* _Given problem_
Track down every line below that holds "评定分离" and copy it.

* _Given data_
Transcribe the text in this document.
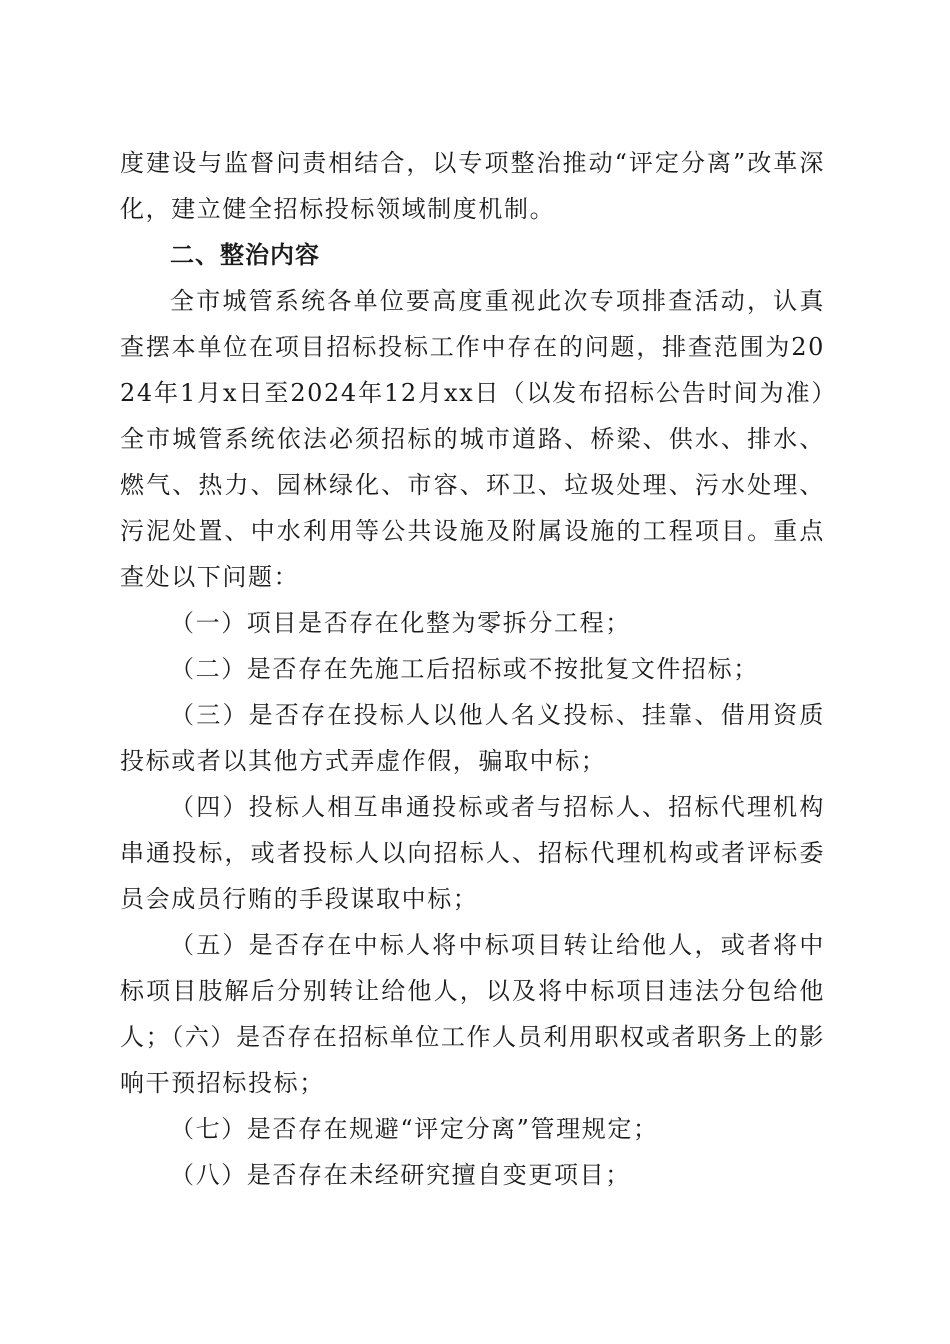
度建设与监督问责相结合，以专项整治推动“评定分离”改革深化，建立健全招标投标领域制度机制。

二、整治内容

全市城管系统各单位要高度重视此次专项排查活动，认真查摆本单位在项目招标投标工作中存在的问题，排查范围为2024年1月x日至2024年12月xx日（以发布招标公告时间为准）全市城管系统依法必须招标的城市道路、桥梁、供水、排水、燃气、热力、园林绿化、市容、环卫、垃圾处理、污水处理、污泥处置、中水利用等公共设施及附属设施的工程项目。重点查处以下问题：

（一）项目是否存在化整为零拆分工程；

（二）是否存在先施工后招标或不按批复文件招标；

（三）是否存在投标人以他人名义投标、挂靠、借用资质投标或者以其他方式弄虚作假，骗取中标；

（四）投标人相互串通投标或者与招标人、招标代理机构串通投标，或者投标人以向招标人、招标代理机构或者评标委员会成员行贿的手段谋取中标；

（五）是否存在中标人将中标项目转让给他人，或者将中标项目肢解后分别转让给他人，以及将中标项目违法分包给他人；（六）是否存在招标单位工作人员利用职权或者职务上的影响干预招标投标；

（七）是否存在规避“评定分离”管理规定；

（八）是否存在未经研究擅自变更项目；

* _Correct result_
度建设与监督问责相结合，以专项整治推动“评定分离”改革深化，建立健全招标投标领域制度机制。
（七）是否存在规避“评定分离”管理规定；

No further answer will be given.